▸ DIRECTION:
In the records that follow, locate every line with "must" and extract it.

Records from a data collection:
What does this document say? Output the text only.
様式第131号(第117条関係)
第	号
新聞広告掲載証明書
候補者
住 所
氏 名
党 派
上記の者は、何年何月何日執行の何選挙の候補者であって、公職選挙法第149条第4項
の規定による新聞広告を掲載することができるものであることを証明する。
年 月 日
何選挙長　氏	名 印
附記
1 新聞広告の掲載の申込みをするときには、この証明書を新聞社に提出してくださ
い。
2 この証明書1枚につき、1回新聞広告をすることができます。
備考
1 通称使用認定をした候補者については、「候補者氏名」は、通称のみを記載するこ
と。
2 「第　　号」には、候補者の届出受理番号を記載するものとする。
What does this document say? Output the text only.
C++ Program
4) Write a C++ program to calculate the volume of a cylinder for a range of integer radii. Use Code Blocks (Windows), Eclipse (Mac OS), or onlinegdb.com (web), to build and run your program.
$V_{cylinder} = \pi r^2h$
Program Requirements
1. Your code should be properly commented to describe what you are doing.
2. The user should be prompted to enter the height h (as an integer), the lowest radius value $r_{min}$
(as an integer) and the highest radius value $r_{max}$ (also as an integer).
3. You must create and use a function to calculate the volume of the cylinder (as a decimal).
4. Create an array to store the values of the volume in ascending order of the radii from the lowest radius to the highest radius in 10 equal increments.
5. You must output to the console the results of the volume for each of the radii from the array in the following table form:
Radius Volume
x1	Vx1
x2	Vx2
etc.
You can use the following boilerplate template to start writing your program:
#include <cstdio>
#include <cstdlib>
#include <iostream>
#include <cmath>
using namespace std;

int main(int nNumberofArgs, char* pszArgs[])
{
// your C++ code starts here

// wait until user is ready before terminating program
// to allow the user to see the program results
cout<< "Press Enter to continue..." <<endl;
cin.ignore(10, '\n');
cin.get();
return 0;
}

▸ SOLVED PROBLEM:
3. You must create and use a function to calculate the volume of the cylinder (as a decimal).
5. You must output to the console the results of the volume for each of the radii from the array in the following table form:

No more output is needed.